* _What to work on_:
Present every line in which the string "odbiorców" appears.
───── Data supplied
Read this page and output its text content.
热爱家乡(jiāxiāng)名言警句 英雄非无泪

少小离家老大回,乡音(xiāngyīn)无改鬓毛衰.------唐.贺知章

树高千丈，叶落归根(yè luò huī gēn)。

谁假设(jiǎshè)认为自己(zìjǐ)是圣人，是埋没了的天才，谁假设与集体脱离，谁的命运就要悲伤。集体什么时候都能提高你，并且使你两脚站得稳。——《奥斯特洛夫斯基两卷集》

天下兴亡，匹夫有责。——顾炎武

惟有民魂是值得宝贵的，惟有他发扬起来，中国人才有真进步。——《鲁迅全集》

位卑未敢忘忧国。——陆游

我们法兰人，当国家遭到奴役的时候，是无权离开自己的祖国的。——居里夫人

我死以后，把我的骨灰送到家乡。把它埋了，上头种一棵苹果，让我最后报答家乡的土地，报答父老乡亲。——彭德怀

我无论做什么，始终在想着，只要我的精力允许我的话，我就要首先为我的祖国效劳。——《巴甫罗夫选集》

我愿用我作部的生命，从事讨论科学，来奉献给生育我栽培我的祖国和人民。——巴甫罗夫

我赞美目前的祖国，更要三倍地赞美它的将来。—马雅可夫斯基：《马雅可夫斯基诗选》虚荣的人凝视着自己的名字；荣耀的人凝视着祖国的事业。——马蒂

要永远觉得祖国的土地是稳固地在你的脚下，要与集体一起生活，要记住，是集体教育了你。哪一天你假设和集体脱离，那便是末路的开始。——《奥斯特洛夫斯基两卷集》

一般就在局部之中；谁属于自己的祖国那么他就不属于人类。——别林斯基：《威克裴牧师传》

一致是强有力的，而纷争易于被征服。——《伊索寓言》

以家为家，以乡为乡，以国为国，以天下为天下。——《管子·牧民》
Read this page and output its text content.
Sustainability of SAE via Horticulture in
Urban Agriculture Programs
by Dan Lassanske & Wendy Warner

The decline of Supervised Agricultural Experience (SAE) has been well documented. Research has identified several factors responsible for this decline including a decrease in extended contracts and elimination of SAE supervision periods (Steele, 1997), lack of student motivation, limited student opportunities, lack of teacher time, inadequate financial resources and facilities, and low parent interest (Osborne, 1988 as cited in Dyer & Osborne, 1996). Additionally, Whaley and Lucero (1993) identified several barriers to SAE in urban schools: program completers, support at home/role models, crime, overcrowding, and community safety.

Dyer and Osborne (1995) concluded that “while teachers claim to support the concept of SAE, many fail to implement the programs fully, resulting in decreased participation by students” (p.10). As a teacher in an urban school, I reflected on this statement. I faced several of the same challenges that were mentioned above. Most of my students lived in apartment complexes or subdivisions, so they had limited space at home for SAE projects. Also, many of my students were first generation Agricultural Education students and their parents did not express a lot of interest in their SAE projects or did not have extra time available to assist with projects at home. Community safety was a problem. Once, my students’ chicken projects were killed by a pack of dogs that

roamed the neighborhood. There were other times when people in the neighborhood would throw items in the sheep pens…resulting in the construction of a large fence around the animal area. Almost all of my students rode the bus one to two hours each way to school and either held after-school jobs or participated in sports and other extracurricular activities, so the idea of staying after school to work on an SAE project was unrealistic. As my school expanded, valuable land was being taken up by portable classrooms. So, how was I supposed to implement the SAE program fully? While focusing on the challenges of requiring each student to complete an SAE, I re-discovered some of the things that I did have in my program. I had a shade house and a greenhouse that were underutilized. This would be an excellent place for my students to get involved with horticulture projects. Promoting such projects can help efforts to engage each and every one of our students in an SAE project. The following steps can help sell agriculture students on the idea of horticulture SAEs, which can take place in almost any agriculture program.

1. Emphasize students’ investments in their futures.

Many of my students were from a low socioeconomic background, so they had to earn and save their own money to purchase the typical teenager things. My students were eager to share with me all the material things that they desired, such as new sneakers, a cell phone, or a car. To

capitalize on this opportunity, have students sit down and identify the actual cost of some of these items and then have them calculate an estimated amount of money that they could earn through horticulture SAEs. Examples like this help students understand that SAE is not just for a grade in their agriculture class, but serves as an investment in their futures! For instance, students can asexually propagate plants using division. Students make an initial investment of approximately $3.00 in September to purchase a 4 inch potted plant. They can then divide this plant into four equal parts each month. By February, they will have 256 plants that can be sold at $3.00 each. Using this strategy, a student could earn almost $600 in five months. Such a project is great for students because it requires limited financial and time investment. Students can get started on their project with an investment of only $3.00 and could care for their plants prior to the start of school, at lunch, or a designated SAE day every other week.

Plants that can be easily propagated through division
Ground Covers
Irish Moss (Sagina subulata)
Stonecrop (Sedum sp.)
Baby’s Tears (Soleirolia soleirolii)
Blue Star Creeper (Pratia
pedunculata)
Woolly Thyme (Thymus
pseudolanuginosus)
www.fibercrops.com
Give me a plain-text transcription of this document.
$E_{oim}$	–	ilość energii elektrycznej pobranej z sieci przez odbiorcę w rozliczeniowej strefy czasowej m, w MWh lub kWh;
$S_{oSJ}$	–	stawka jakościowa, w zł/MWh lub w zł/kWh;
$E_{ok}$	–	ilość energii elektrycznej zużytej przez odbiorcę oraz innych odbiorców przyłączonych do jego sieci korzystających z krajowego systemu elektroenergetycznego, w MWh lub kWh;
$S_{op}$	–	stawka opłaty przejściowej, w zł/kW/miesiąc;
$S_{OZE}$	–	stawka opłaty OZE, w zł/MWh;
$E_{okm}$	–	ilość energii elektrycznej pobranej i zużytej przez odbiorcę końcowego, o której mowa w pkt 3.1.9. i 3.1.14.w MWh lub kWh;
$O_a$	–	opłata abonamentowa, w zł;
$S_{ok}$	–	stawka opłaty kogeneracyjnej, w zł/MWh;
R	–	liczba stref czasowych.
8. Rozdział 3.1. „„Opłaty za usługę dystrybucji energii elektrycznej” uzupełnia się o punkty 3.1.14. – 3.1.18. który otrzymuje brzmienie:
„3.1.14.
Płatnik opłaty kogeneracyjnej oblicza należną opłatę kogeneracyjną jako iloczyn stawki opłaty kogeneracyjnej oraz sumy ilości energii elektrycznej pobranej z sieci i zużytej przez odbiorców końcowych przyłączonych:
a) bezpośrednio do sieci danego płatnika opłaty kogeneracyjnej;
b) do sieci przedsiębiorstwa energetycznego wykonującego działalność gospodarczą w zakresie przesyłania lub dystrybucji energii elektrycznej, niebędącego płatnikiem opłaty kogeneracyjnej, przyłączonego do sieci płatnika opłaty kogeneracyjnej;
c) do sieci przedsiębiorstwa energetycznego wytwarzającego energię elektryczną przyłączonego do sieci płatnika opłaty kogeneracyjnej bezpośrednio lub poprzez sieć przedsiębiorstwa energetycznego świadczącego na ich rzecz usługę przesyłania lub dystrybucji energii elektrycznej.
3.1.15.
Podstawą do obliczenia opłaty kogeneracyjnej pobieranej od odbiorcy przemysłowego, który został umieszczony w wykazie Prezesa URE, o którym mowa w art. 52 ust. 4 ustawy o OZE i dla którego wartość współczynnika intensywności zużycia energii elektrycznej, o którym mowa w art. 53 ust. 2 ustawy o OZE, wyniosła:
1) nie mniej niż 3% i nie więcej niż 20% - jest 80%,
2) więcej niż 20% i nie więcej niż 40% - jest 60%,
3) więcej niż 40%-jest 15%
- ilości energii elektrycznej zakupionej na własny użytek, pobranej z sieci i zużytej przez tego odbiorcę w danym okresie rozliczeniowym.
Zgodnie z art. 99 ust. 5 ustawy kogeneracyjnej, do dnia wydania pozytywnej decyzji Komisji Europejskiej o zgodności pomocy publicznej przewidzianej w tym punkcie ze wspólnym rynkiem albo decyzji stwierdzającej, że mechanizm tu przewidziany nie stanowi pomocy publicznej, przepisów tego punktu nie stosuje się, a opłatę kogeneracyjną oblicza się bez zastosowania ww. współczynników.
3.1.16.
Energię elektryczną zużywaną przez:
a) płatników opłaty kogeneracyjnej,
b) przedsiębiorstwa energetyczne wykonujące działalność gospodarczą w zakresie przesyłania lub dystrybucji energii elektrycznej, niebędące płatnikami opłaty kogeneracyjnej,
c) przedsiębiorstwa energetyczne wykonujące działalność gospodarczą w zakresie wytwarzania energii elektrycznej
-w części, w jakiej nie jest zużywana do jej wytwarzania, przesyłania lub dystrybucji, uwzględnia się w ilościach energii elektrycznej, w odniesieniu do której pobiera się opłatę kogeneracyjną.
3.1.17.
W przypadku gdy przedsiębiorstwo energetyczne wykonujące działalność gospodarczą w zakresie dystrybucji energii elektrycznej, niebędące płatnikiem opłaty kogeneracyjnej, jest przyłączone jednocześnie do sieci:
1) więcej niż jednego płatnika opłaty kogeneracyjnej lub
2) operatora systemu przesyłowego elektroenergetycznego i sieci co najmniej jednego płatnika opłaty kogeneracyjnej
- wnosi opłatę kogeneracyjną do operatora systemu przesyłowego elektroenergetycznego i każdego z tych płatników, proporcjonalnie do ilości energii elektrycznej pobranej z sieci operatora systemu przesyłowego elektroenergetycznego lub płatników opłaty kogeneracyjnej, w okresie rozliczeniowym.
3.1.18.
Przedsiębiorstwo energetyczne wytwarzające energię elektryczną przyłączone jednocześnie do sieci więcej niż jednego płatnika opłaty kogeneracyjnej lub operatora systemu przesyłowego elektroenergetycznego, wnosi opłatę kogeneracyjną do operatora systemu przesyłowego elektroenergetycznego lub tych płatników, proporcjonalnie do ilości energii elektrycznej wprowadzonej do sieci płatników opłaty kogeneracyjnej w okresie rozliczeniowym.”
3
──────────
* _Reply to the task_:
$E_{ok}$	–	ilość energii elektrycznej zużytej przez odbiorcę oraz innych odbiorców przyłączonych do jego sieci korzystających z krajowego systemu elektroenergetycznego, w MWh lub kWh;
Płatnik opłaty kogeneracyjnej oblicza należną opłatę kogeneracyjną jako iloczyn stawki opłaty kogeneracyjnej oraz sumy ilości energii elektrycznej pobranej z sieci i zużytej przez odbiorców końcowych przyłączonych:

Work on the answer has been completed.